What the task asks:
Take the entries below and print all of them exactly, please.

Raw records:
● ● ● ● ●
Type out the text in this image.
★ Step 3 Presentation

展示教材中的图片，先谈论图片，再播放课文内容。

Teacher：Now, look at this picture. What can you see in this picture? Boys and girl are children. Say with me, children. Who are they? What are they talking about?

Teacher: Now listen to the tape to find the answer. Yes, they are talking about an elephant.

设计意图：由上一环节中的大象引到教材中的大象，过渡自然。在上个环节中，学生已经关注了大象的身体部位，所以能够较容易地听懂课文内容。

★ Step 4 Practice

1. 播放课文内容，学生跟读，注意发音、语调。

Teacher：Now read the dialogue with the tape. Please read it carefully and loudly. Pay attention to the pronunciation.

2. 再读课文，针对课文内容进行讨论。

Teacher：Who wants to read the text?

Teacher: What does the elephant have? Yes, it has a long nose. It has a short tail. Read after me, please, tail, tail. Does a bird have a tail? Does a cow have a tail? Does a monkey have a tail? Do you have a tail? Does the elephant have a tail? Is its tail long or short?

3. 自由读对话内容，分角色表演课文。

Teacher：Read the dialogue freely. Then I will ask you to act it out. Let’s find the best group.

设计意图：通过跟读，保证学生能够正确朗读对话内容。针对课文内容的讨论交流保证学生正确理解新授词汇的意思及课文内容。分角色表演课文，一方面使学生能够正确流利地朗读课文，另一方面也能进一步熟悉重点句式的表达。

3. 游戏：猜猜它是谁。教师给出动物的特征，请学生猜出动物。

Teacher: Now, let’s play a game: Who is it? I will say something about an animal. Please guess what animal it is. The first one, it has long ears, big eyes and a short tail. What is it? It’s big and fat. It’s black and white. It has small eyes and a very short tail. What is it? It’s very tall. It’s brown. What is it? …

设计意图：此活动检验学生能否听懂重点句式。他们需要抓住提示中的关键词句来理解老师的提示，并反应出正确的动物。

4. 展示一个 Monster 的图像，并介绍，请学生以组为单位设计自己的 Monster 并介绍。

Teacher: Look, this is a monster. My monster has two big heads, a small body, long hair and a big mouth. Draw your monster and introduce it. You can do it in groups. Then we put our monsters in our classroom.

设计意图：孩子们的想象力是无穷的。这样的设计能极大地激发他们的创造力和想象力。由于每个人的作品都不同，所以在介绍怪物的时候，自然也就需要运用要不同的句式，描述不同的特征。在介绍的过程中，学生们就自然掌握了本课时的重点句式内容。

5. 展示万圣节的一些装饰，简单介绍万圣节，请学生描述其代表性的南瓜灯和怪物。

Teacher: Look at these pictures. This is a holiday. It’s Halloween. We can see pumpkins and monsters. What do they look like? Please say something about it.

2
● ● ● ● ●
Written response:
Type out the text in this image.
★ Step 3 Presentation

展示教材中的图片，先谈论图片，再播放课文内容。

Teacher：Now, look at this picture. What can you see in this picture? Boys and girl are children. Say with me, children. Who are they? What are they talking about?

Teacher: Now listen to the tape to find the answer. Yes, they are talking about an elephant.

设计意图：由上一环节中的大象引到教材中的大象，过渡自然。在上个环节中，学生已经关注了大象的身体部位，所以能够较容易地听懂课文内容。

★ Step 4 Practice

1. 播放课文内容，学生跟读，注意发音、语调。

Teacher：Now read the dialogue with the tape. Please read it carefully and loudly. Pay attention to the pronunciation.

2. 再读课文，针对课文内容进行讨论。

Teacher：Who wants to read the text?

Teacher: What does the elephant have? Yes, it has a long nose. It has a short tail. Read after me, please, tail, tail. Does a bird have a tail? Does a cow have a tail? Does a monkey have a tail? Do you have a tail? Does the elephant have a tail? Is its tail long or short?

3. 自由读对话内容，分角色表演课文。

Teacher：Read the dialogue freely. Then I will ask you to act it out. Let’s find the best group.

设计意图：通过跟读，保证学生能够正确朗读对话内容。针对课文内容的讨论交流保证学生正确理解新授词汇的意思及课文内容。分角色表演课文，一方面使学生能够正确流利地朗读课文，另一方面也能进一步熟悉重点句式的表达。

3. 游戏：猜猜它是谁。教师给出动物的特征，请学生猜出动物。

Teacher: Now, let’s play a game: Who is it? I will say something about an animal. Please guess what animal it is. The first one, it has long ears, big eyes and a short tail. What is it? It’s big and fat. It’s black and white. It has small eyes and a very short tail. What is it? It’s very tall. It’s brown. What is it? …

设计意图：此活动检验学生能否听懂重点句式。他们需要抓住提示中的关键词句来理解老师的提示，并反应出正确的动物。

4. 展示一个 Monster 的图像，并介绍，请学生以组为单位设计自己的 Monster 并介绍。

Teacher: Look, this is a monster. My monster has two big heads, a small body, long hair and a big mouth. Draw your monster and introduce it. You can do it in groups. Then we put our monsters in our classroom.

设计意图：孩子们的想象力是无穷的。这样的设计能极大地激发他们的创造力和想象力。由于每个人的作品都不同，所以在介绍怪物的时候，自然也就需要运用要不同的句式，描述不同的特征。在介绍的过程中，学生们就自然掌握了本课时的重点句式内容。

5. 展示万圣节的一些装饰，简单介绍万圣节，请学生描述其代表性的南瓜灯和怪物。

Teacher: Look at these pictures. This is a holiday. It’s Halloween. We can see pumpkins and monsters. What do they look like? Please say something about it.

2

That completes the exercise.